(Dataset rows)
◇ ◇ ◇

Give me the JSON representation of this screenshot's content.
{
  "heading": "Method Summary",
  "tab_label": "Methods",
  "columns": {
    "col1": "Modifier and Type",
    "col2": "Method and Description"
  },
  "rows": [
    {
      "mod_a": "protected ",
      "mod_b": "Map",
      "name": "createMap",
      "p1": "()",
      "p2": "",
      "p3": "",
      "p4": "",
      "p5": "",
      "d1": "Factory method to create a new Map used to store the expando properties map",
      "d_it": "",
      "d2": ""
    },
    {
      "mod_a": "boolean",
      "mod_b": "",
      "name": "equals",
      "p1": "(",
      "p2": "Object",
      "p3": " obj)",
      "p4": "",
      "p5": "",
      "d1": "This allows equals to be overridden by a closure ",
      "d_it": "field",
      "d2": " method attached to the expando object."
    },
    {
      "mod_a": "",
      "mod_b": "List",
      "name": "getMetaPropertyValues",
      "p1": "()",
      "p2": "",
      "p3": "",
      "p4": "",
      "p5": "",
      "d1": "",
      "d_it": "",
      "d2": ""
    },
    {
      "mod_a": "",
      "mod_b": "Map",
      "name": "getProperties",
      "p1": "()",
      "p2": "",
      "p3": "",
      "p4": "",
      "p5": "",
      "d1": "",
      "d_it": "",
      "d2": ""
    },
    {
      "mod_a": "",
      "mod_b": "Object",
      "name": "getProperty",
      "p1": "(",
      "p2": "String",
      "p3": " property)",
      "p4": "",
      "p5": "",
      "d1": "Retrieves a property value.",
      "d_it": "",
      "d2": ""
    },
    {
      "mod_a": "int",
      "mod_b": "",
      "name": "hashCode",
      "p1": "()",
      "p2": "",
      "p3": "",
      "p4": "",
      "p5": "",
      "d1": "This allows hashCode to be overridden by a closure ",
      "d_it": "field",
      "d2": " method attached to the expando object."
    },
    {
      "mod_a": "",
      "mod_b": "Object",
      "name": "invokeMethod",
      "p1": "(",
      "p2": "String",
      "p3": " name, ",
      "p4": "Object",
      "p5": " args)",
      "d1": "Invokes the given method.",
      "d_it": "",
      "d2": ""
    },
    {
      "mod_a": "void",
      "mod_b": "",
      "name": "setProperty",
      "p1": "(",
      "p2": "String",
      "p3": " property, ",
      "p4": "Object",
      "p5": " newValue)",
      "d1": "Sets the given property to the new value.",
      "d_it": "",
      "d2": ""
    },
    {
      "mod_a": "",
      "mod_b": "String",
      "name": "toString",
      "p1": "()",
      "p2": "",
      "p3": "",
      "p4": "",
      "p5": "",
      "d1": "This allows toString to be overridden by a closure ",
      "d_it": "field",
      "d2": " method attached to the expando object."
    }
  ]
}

◇ ◇ ◇

Give the material above again, word for word.

Give me the JSON representation of this screenshot's content.
{
  "heading": "Method Summary",
  "tab_label": "Methods",
  "columns": {
    "col1": "Modifier and Type",
    "col2": "Method and Description"
  },
  "rows": [
    {
      "mod_a": "protected ",
      "mod_b": "Map",
      "name": "createMap",
      "p1": "()",
      "p2": "",
      "p3": "",
      "p4": "",
      "p5": "",
      "d1": "Factory method to create a new Map used to store the expando properties map",
      "d_it": "",
      "d2": ""
    },
    {
      "mod_a": "boolean",
      "mod_b": "",
      "name": "equals",
      "p1": "(",
      "p2": "Object",
      "p3": " obj)",
      "p4": "",
      "p5": "",
      "d1": "This allows equals to be overridden by a closure ",
      "d_it": "field",
      "d2": " method attached to the expando object."
    },
    {
      "mod_a": "",
      "mod_b": "List",
      "name": "getMetaPropertyValues",
      "p1": "()",
      "p2": "",
      "p3": "",
      "p4": "",
      "p5": "",
      "d1": "",
      "d_it": "",
      "d2": ""
    },
    {
      "mod_a": "",
      "mod_b": "Map",
      "name": "getProperties",
      "p1": "()",
      "p2": "",
      "p3": "",
      "p4": "",
      "p5": "",
      "d1": "",
      "d_it": "",
      "d2": ""
    },
    {
      "mod_a": "",
      "mod_b": "Object",
      "name": "getProperty",
      "p1": "(",
      "p2": "String",
      "p3": " property)",
      "p4": "",
      "p5": "",
      "d1": "Retrieves a property value.",
      "d_it": "",
      "d2": ""
    },
    {
      "mod_a": "int",
      "mod_b": "",
      "name": "hashCode",
      "p1": "()",
      "p2": "",
      "p3": "",
      "p4": "",
      "p5": "",
      "d1": "This allows hashCode to be overridden by a closure ",
      "d_it": "field",
      "d2": " method attached to the expando object."
    },
    {
      "mod_a": "",
      "mod_b": "Object",
      "name": "invokeMethod",
      "p1": "(",
      "p2": "String",
      "p3": " name, ",
      "p4": "Object",
      "p5": " args)",
      "d1": "Invokes the given method.",
      "d_it": "",
      "d2": ""
    },
    {
      "mod_a": "void",
      "mod_b": "",
      "name": "setProperty",
      "p1": "(",
      "p2": "String",
      "p3": " property, ",
      "p4": "Object",
      "p5": " newValue)",
      "d1": "Sets the given property to the new value.",
      "d_it": "",
      "d2": ""
    },
    {
      "mod_a": "",
      "mod_b": "String",
      "name": "toString",
      "p1": "()",
      "p2": "",
      "p3": "",
      "p4": "",
      "p5": "",
      "d1": "This allows toString to be overridden by a closure ",
      "d_it": "field",
      "d2": " method attached to the expando object."
    }
  ]
}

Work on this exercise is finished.